TO DO >> Restate the data exactly as given and keep the pictures out.

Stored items

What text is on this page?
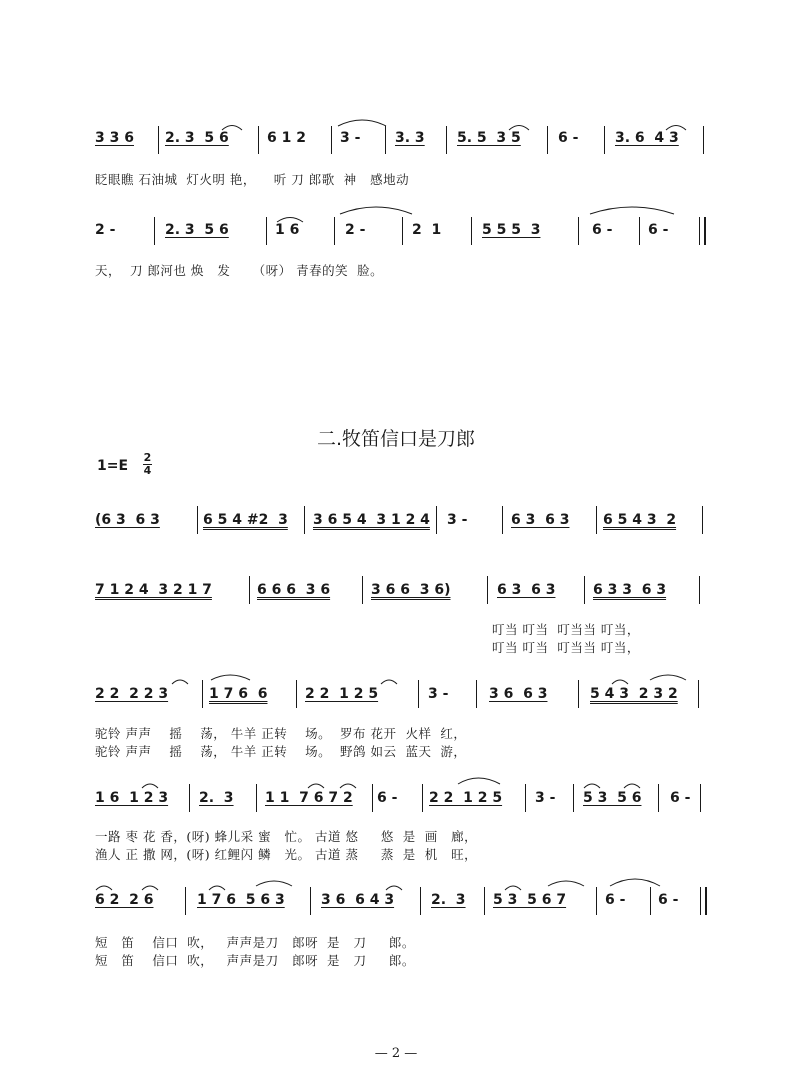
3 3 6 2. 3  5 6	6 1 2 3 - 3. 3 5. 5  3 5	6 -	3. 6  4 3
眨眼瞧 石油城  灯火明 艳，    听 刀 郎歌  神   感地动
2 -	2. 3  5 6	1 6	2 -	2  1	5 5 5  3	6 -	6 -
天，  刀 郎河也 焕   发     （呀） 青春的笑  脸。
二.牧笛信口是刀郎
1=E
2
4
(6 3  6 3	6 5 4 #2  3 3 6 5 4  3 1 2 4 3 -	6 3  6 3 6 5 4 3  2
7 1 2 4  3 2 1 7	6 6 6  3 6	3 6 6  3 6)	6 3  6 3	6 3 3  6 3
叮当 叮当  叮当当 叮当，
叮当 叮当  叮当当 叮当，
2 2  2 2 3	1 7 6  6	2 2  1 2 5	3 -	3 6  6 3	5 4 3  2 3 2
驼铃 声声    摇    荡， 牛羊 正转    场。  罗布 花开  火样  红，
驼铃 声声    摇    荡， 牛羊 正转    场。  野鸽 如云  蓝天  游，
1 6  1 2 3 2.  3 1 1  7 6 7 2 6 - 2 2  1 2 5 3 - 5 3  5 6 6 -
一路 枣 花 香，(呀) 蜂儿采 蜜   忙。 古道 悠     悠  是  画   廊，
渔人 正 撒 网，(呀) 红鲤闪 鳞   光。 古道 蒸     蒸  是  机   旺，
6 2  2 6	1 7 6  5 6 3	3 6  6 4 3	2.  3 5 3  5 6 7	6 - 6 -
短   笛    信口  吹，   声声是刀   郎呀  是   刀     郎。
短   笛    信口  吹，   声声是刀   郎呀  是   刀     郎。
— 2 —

SOLUTION FOR THIS EXERCISE >>
What text is on this page?
3 3 6 2. 3  5 6	6 1 2 3 - 3. 3 5. 5  3 5	6 -	3. 6  4 3
眨眼瞧 石油城  灯火明 艳，    听 刀 郎歌  神   感地动
2 -	2. 3  5 6	1 6	2 -	2  1	5 5 5  3	6 -	6 -
天，  刀 郎河也 焕   发     （呀） 青春的笑  脸。
二.牧笛信口是刀郎
1=E
2
4
(6 3  6 3	6 5 4 #2  3 3 6 5 4  3 1 2 4 3 -	6 3  6 3 6 5 4 3  2
7 1 2 4  3 2 1 7	6 6 6  3 6	3 6 6  3 6)	6 3  6 3	6 3 3  6 3
叮当 叮当  叮当当 叮当，
叮当 叮当  叮当当 叮当，
2 2  2 2 3	1 7 6  6	2 2  1 2 5	3 -	3 6  6 3	5 4 3  2 3 2
驼铃 声声    摇    荡， 牛羊 正转    场。  罗布 花开  火样  红，
驼铃 声声    摇    荡， 牛羊 正转    场。  野鸽 如云  蓝天  游，
1 6  1 2 3 2.  3 1 1  7 6 7 2 6 - 2 2  1 2 5 3 - 5 3  5 6 6 -
一路 枣 花 香，(呀) 蜂儿采 蜜   忙。 古道 悠     悠  是  画   廊，
渔人 正 撒 网，(呀) 红鲤闪 鳞   光。 古道 蒸     蒸  是  机   旺，
6 2  2 6	1 7 6  5 6 3	3 6  6 4 3	2.  3 5 3  5 6 7	6 - 6 -
短   笛    信口  吹，   声声是刀   郎呀  是   刀     郎。
短   笛    信口  吹，   声声是刀   郎呀  是   刀     郎。
— 2 —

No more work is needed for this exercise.